* _AIM_
Where a line of the listing below includes the word "being", reproduce that line.

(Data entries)
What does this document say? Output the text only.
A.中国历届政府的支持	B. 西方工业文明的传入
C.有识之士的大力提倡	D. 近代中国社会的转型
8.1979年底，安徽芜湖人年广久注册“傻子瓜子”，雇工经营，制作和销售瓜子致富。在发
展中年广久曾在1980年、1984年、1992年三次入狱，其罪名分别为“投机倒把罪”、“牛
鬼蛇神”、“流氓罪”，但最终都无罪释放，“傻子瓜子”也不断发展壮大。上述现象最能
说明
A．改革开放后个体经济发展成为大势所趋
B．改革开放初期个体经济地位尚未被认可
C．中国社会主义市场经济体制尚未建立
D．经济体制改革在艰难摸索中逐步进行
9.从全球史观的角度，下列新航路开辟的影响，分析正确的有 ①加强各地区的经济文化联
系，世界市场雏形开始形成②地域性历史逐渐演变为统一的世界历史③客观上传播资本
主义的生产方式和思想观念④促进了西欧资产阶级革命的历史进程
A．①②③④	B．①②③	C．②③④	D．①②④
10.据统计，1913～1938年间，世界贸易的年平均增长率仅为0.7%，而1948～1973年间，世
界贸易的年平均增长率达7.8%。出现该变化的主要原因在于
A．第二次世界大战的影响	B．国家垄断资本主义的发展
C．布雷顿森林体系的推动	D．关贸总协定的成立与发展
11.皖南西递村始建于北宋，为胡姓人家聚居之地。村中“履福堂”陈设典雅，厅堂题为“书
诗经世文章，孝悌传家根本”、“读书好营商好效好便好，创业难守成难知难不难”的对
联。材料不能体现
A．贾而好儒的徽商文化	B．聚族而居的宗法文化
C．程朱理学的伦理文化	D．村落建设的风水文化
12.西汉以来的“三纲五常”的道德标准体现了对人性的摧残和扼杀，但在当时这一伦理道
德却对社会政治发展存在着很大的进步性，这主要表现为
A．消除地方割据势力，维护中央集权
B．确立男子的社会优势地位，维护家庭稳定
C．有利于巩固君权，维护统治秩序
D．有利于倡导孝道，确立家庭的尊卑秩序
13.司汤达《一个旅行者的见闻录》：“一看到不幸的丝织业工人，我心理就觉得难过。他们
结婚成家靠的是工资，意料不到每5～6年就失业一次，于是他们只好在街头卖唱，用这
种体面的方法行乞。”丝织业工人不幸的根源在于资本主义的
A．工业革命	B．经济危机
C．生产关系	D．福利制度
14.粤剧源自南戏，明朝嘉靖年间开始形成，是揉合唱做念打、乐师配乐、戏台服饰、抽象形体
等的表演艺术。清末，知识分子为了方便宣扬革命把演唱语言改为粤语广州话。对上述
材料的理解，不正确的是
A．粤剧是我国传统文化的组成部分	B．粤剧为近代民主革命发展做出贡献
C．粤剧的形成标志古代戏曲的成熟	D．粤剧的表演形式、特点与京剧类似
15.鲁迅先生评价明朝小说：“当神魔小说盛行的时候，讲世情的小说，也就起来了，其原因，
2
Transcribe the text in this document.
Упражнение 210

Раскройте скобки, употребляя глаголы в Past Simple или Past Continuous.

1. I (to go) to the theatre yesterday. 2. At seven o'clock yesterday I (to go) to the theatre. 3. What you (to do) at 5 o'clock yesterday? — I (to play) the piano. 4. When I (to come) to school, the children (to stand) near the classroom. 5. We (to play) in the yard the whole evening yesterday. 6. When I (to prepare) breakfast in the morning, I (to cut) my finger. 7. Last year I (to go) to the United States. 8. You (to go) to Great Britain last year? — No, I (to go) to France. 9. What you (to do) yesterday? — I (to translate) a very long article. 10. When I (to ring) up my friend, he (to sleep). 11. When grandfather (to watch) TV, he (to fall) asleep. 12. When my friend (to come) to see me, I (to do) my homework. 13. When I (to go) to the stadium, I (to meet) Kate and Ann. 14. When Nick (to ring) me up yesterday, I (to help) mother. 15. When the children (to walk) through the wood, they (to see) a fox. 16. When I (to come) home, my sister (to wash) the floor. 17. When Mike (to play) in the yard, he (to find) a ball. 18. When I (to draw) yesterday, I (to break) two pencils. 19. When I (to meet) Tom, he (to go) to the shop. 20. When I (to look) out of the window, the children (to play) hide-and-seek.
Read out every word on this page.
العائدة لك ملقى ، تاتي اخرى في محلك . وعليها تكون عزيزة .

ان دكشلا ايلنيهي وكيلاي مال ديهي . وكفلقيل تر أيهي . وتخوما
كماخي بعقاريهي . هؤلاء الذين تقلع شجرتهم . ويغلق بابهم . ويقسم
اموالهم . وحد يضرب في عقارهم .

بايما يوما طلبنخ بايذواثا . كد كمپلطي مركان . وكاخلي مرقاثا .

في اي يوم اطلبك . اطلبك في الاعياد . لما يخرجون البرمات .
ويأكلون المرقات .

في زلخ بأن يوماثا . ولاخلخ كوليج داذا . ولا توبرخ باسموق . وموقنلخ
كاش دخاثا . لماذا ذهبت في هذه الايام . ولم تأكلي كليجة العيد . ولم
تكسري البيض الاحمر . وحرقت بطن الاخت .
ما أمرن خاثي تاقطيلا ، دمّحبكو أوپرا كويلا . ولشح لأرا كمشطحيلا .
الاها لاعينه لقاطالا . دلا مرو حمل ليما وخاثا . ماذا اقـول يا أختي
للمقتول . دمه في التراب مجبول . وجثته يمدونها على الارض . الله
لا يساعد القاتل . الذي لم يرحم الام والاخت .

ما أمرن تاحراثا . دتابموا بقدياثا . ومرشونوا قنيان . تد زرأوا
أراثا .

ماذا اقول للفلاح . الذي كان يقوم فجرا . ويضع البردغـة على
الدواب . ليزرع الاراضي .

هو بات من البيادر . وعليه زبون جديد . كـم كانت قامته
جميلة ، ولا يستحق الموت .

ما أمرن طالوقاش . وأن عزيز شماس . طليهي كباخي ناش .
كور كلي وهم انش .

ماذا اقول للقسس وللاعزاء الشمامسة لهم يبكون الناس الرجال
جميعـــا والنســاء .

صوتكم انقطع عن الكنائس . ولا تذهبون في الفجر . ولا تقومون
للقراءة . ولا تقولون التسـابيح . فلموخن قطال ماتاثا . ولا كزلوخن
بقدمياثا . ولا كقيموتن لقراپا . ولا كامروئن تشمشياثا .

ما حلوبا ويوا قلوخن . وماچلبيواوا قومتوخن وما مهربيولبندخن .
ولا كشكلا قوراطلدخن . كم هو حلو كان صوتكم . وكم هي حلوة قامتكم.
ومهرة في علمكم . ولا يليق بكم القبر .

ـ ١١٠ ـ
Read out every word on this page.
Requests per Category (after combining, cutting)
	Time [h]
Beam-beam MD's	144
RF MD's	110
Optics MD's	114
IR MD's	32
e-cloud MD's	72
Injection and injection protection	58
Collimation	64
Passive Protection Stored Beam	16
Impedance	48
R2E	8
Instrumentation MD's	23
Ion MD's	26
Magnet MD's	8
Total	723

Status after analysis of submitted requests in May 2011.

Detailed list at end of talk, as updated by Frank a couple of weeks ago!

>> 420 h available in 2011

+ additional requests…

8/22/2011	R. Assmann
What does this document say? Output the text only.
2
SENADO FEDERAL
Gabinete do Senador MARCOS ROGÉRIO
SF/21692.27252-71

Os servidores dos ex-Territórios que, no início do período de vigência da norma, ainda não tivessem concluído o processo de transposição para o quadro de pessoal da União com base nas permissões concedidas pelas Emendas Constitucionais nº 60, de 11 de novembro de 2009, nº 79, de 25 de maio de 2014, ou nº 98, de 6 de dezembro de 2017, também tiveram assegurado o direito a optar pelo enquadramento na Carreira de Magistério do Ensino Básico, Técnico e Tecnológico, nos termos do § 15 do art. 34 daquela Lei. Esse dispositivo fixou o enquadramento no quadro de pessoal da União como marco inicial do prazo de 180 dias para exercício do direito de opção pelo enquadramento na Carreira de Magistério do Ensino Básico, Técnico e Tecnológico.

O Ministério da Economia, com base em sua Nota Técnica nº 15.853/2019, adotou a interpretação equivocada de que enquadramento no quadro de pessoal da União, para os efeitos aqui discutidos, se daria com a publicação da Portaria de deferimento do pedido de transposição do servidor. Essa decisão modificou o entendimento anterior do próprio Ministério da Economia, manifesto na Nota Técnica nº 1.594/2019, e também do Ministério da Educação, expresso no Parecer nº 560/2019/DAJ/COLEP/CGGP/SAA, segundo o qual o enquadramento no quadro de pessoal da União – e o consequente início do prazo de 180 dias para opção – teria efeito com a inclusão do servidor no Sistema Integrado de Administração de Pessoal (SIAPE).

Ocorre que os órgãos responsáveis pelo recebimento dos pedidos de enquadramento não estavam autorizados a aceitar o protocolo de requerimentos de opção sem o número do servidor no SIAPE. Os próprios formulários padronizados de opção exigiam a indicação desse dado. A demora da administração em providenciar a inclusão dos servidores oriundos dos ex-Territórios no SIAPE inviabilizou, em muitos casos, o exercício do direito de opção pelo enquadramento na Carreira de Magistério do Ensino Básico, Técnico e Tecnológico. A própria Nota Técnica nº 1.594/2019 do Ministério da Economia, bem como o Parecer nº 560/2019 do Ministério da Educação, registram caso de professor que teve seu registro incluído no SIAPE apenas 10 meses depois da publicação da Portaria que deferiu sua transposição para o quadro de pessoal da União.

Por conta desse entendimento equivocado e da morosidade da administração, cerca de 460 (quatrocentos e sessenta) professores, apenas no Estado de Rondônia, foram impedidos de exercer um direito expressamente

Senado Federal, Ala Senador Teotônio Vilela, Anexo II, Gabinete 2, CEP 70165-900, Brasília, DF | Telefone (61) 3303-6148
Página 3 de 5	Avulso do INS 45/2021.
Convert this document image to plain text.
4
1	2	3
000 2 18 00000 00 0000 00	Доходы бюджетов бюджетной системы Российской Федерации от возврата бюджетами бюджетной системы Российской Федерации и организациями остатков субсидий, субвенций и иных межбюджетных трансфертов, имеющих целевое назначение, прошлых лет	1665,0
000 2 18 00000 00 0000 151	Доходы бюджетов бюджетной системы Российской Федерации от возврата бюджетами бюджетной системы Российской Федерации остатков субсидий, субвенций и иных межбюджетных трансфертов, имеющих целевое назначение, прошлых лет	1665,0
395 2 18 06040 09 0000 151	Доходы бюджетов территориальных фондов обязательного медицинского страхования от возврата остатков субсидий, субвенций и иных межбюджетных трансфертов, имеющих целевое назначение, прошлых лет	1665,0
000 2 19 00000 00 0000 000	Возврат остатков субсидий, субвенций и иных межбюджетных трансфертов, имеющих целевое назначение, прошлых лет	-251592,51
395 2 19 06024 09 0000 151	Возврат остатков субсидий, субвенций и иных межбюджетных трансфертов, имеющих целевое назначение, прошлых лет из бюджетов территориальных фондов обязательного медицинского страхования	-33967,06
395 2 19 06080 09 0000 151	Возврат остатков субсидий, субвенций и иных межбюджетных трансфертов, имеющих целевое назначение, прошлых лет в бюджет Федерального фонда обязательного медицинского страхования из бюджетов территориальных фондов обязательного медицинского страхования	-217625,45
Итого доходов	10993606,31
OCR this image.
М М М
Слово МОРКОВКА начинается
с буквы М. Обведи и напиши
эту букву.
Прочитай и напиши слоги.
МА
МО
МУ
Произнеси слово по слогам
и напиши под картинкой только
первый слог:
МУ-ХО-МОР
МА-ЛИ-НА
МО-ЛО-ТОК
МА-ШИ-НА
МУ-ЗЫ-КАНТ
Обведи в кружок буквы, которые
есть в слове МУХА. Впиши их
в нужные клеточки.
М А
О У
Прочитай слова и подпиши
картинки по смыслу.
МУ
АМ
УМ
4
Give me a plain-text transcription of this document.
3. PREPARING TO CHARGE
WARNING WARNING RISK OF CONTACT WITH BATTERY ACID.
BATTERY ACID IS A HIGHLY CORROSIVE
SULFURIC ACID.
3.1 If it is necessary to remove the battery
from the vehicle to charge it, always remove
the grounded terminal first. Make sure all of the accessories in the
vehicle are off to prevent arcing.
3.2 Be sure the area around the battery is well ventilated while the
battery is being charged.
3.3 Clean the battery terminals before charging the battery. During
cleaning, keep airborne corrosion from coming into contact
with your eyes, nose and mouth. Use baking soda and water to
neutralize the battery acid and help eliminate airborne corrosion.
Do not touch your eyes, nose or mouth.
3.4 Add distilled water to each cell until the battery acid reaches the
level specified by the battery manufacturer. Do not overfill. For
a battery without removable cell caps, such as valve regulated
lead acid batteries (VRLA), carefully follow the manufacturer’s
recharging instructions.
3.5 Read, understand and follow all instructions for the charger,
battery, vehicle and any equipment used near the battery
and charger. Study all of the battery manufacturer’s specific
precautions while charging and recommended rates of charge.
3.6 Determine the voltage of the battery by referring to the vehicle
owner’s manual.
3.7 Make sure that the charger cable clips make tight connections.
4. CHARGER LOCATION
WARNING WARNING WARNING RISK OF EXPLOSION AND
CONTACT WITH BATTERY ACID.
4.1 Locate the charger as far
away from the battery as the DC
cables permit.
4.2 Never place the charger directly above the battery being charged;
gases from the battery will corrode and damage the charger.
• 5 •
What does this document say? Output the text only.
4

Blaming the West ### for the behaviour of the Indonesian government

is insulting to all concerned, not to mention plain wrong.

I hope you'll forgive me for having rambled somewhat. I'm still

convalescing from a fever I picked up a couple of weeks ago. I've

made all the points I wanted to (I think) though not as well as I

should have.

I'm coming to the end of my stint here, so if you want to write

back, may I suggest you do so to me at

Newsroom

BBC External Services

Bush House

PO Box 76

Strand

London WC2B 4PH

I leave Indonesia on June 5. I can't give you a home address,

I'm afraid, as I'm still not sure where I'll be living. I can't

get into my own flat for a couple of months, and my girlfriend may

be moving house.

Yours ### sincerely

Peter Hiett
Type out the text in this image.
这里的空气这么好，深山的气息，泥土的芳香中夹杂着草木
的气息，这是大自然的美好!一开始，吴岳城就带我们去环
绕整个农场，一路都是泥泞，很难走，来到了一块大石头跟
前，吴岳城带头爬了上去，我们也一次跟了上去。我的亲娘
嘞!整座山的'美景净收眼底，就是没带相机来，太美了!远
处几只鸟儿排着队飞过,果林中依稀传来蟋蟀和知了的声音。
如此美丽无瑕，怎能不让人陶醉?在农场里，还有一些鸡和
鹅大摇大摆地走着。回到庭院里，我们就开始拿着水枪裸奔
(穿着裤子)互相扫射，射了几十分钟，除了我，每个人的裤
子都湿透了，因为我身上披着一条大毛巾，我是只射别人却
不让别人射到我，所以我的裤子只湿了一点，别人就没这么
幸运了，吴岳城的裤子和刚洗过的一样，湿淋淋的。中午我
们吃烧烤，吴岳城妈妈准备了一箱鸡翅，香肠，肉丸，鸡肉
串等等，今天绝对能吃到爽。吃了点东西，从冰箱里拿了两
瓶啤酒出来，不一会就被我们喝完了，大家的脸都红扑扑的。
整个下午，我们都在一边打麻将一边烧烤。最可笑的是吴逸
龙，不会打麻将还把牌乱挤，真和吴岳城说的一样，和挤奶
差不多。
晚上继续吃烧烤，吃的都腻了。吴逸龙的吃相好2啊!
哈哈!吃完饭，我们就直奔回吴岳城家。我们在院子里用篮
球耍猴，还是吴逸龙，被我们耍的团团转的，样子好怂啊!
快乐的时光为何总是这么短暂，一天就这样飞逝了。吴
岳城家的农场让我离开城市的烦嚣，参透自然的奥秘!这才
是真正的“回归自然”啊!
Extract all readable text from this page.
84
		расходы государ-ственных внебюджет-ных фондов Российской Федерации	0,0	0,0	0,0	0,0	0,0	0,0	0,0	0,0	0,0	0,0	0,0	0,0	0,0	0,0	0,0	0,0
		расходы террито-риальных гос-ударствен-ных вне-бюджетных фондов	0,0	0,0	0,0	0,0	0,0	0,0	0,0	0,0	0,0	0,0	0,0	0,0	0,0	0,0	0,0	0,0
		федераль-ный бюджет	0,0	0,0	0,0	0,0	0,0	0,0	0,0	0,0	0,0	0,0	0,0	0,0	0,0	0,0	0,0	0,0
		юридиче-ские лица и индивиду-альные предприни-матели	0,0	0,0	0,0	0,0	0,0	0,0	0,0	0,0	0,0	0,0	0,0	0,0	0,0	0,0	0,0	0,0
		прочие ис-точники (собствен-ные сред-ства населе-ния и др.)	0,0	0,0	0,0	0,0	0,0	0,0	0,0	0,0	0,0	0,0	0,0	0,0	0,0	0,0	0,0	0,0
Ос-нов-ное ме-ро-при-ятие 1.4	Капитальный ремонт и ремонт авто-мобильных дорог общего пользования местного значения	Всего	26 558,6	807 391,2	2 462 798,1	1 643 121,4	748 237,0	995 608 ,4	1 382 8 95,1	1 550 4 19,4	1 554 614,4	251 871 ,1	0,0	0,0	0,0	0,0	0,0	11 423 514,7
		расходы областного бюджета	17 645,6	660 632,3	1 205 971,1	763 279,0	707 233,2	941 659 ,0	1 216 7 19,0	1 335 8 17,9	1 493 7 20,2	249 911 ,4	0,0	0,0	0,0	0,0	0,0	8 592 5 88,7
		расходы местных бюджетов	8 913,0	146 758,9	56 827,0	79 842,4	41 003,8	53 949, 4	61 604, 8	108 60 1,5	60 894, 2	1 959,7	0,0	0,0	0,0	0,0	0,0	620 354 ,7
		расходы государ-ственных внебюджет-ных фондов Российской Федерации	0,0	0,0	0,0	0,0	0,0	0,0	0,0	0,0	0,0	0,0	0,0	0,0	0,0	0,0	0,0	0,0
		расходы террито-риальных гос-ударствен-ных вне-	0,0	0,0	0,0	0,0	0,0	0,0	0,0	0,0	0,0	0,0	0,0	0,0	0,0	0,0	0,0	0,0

* _FINAL ANSWER_
battery is being charged.
4.2 Never place the charger directly above the battery being charged;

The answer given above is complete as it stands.